STATED GOAL: Which lines in the material below contain the word "Download"? Copy each of them.

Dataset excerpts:

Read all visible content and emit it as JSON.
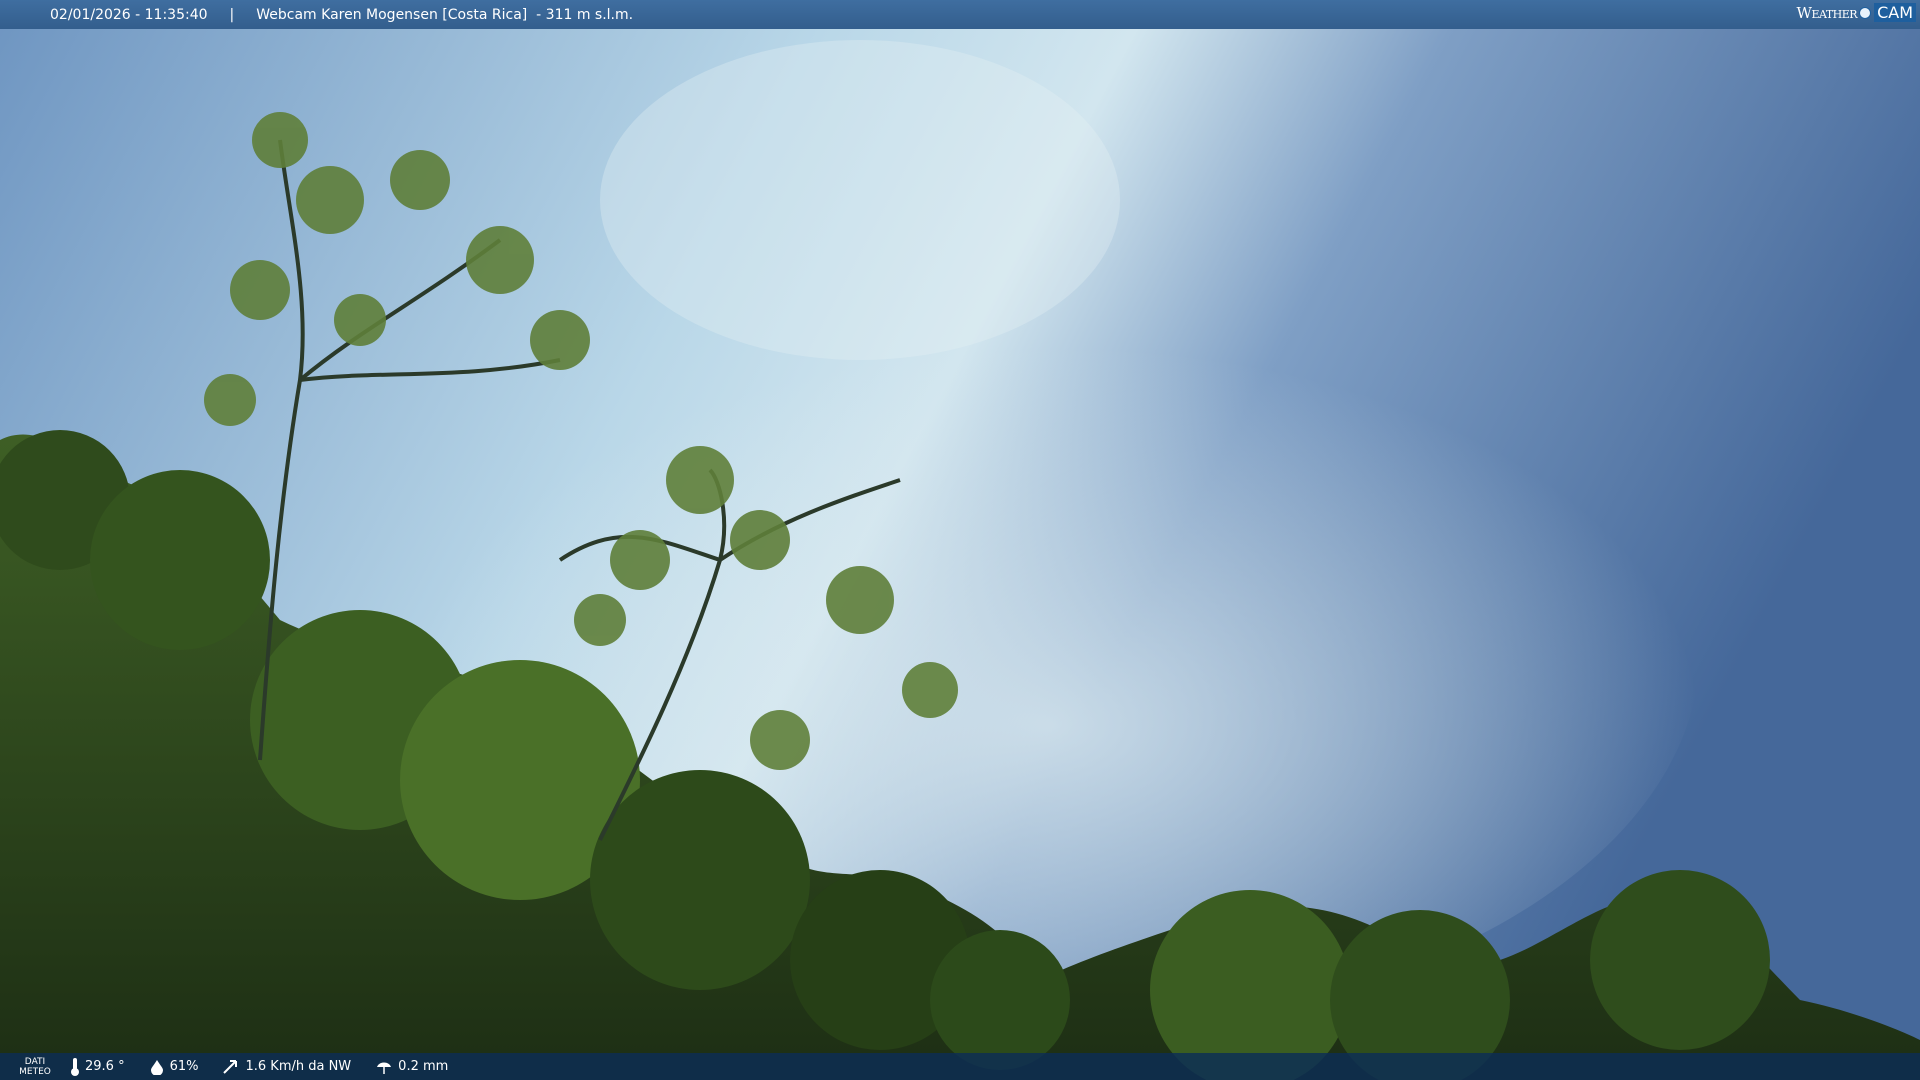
{
  "header": {
    "datetime": "02/01/2026 - 11:35:40",
    "separator": "|",
    "location": "Webcam Karen Mogensen [Costa Rica]  - 311 m s.l.m.",
    "logo_word1": "Weather",
    "logo_word2": "CAM"
  },
  "footer": {
    "label_line1": "DATI",
    "label_line2": "METEO",
    "temperature": "29.6 °",
    "humidity": "61%",
    "wind": "1.6 Km/h da NW",
    "rain": "0.2 mm"
  },
  "icons": [
    "thermometer-icon",
    "humidity-drop-icon",
    "wind-icon",
    "rain-icon"
  ],
  "colors": {
    "bar_top": "#3a6797",
    "bar_bottom": "#0c2d55",
    "sky_light": "#d6ebf3",
    "sky_deep": "#3f6392",
    "foliage": "#2f4a1c"
  }
}
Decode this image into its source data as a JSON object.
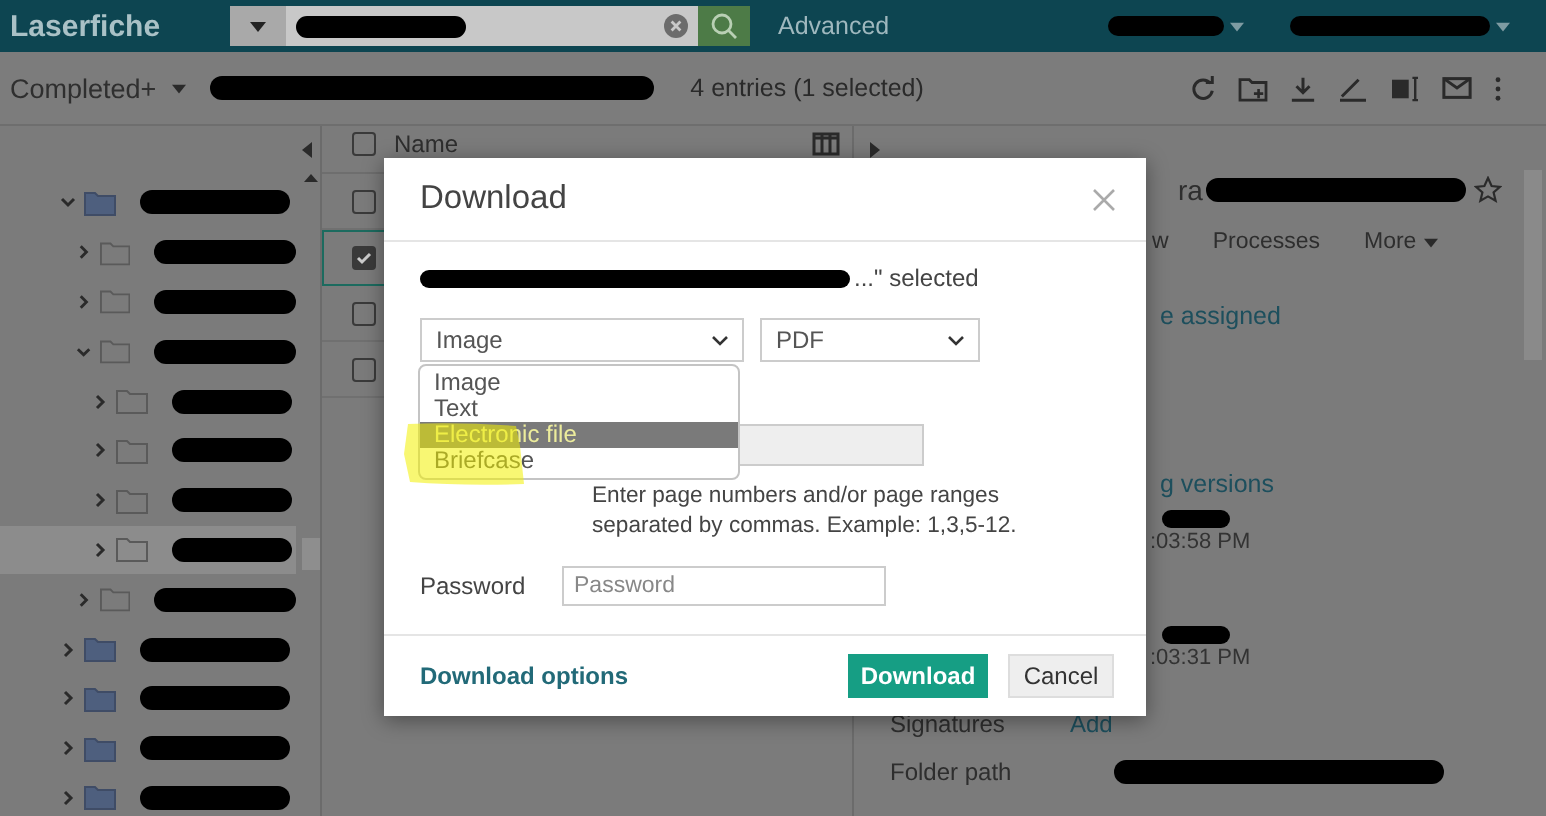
{
  "top_bar": {
    "logo": "Laserfiche",
    "advanced_link": "Advanced"
  },
  "path_bar": {
    "folder": "Completed+",
    "entry_count": "4 entries (1 selected)"
  },
  "tree": [
    {
      "kind": "repository",
      "expanded": true,
      "selected": false,
      "children": [
        {
          "kind": "folder",
          "expanded": false,
          "selected": false
        },
        {
          "kind": "folder",
          "expanded": false,
          "selected": false
        },
        {
          "kind": "folder",
          "expanded": true,
          "selected": false,
          "children": [
            {
              "kind": "folder",
              "expanded": false,
              "selected": false
            },
            {
              "kind": "folder",
              "expanded": false,
              "selected": false
            },
            {
              "kind": "folder",
              "expanded": false,
              "selected": false
            },
            {
              "kind": "folder",
              "expanded": false,
              "selected": true
            }
          ]
        },
        {
          "kind": "folder",
          "expanded": false,
          "selected": false
        }
      ]
    },
    {
      "kind": "repository",
      "expanded": false,
      "selected": false
    },
    {
      "kind": "repository",
      "expanded": false,
      "selected": false
    },
    {
      "kind": "repository",
      "expanded": false,
      "selected": false
    },
    {
      "kind": "repository",
      "expanded": false,
      "selected": false
    }
  ],
  "list": {
    "column": "Name",
    "all_checked": false,
    "rows": [
      {
        "checked": false
      },
      {
        "checked": true
      },
      {
        "checked": false
      },
      {
        "checked": false
      }
    ]
  },
  "details": {
    "title_fragment": "ra",
    "tabs": [
      "w",
      "Processes",
      "More"
    ],
    "assigned_fragment": "e assigned",
    "versions_fragment": "g versions",
    "times": [
      ":03:58 PM",
      ":03:31 PM"
    ],
    "signatures_label": "Signatures",
    "signatures_action": "Add",
    "folder_path_label": "Folder path"
  },
  "dialog": {
    "title": "Download",
    "selected_text": "...\" selected",
    "content_select": "Image",
    "format_select": "PDF",
    "content_options": [
      {
        "label": "Image",
        "selected": false
      },
      {
        "label": "Text",
        "selected": false
      },
      {
        "label": "Electronic file",
        "selected": true
      },
      {
        "label": "Briefcase",
        "selected": false
      }
    ],
    "page_range_hint": "Enter page numbers and/or page ranges separated by commas. Example: 1,3,5-12.",
    "password_label": "Password",
    "password_placeholder": "Password",
    "options_link": "Download options",
    "download_button": "Download",
    "cancel_button": "Cancel"
  }
}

COMPLETE OUTPUT:
    "title": "Download",
    "options_link": "Download options",
    "download_button": "Download",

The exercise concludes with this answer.